Every entry that follows should be reproduced exactly.

** START OF Provided records **

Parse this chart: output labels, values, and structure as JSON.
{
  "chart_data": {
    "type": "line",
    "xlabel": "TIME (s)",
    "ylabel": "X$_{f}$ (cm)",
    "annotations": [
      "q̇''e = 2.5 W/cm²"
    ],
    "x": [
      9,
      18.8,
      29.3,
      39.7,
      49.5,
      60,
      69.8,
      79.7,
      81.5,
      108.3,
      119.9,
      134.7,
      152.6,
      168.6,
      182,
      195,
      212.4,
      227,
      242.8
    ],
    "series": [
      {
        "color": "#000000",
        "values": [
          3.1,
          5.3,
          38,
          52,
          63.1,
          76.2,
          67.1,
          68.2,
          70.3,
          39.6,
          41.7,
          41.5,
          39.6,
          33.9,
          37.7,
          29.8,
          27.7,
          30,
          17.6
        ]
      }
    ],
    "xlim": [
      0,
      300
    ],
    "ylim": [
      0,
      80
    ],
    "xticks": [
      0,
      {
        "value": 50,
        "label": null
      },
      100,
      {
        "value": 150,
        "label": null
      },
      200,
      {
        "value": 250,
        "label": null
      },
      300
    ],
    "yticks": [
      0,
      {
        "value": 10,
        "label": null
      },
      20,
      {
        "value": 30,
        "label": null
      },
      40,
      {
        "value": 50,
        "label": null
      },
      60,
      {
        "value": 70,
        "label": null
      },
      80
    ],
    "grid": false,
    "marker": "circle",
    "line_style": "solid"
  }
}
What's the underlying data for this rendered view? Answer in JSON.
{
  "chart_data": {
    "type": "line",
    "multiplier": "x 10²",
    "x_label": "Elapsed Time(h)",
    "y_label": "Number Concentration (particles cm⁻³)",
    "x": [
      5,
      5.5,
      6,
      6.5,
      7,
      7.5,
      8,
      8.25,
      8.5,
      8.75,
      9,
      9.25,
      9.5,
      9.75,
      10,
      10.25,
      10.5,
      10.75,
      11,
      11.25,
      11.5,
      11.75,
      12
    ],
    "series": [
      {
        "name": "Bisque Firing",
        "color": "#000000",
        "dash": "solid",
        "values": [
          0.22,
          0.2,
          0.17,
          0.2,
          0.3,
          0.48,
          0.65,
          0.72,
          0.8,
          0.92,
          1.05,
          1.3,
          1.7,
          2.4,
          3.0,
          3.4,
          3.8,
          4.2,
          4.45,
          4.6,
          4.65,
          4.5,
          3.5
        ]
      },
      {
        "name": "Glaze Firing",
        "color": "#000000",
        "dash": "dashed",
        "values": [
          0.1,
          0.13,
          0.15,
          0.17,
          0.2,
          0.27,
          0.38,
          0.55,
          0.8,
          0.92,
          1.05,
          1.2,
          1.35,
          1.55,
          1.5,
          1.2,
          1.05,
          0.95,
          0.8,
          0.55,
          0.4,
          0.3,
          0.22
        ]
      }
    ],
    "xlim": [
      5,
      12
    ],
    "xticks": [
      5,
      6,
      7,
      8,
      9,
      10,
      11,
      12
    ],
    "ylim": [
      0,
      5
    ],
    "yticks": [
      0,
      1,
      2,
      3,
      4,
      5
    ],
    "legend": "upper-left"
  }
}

** END OF Provided records **

**Response:**
Parse this chart: output labels, values, and structure as JSON.
{
  "chart_data": {
    "type": "line",
    "xlabel": "TIME (s)",
    "ylabel": "X$_{f}$ (cm)",
    "annotations": [
      "q̇''e = 2.5 W/cm²"
    ],
    "x": [
      9,
      18.8,
      29.3,
      39.7,
      49.5,
      60,
      69.8,
      79.7,
      81.5,
      108.3,
      119.9,
      134.7,
      152.6,
      168.6,
      182,
      195,
      212.4,
      227,
      242.8
    ],
    "series": [
      {
        "color": "#000000",
        "values": [
          3.1,
          5.3,
          38,
          52,
          63.1,
          76.2,
          67.1,
          68.2,
          70.3,
          39.6,
          41.7,
          41.5,
          39.6,
          33.9,
          37.7,
          29.8,
          27.7,
          30,
          17.6
        ]
      }
    ],
    "xlim": [
      0,
      300
    ],
    "ylim": [
      0,
      80
    ],
    "xticks": [
      0,
      {
        "value": 50,
        "label": null
      },
      100,
      {
        "value": 150,
        "label": null
      },
      200,
      {
        "value": 250,
        "label": null
      },
      300
    ],
    "yticks": [
      0,
      {
        "value": 10,
        "label": null
      },
      20,
      {
        "value": 30,
        "label": null
      },
      40,
      {
        "value": 50,
        "label": null
      },
      60,
      {
        "value": 70,
        "label": null
      },
      80
    ],
    "grid": false,
    "marker": "circle",
    "line_style": "solid"
  }
}
What's the underlying data for this rendered view? Answer in JSON.
{
  "chart_data": {
    "type": "line",
    "multiplier": "x 10²",
    "x_label": "Elapsed Time(h)",
    "y_label": "Number Concentration (particles cm⁻³)",
    "x": [
      5,
      5.5,
      6,
      6.5,
      7,
      7.5,
      8,
      8.25,
      8.5,
      8.75,
      9,
      9.25,
      9.5,
      9.75,
      10,
      10.25,
      10.5,
      10.75,
      11,
      11.25,
      11.5,
      11.75,
      12
    ],
    "series": [
      {
        "name": "Bisque Firing",
        "color": "#000000",
        "dash": "solid",
        "values": [
          0.22,
          0.2,
          0.17,
          0.2,
          0.3,
          0.48,
          0.65,
          0.72,
          0.8,
          0.92,
          1.05,
          1.3,
          1.7,
          2.4,
          3.0,
          3.4,
          3.8,
          4.2,
          4.45,
          4.6,
          4.65,
          4.5,
          3.5
        ]
      },
      {
        "name": "Glaze Firing",
        "color": "#000000",
        "dash": "dashed",
        "values": [
          0.1,
          0.13,
          0.15,
          0.17,
          0.2,
          0.27,
          0.38,
          0.55,
          0.8,
          0.92,
          1.05,
          1.2,
          1.35,
          1.55,
          1.5,
          1.2,
          1.05,
          0.95,
          0.8,
          0.55,
          0.4,
          0.3,
          0.22
        ]
      }
    ],
    "xlim": [
      5,
      12
    ],
    "xticks": [
      5,
      6,
      7,
      8,
      9,
      10,
      11,
      12
    ],
    "ylim": [
      0,
      5
    ],
    "yticks": [
      0,
      1,
      2,
      3,
      4,
      5
    ],
    "legend": "upper-left"
  }
}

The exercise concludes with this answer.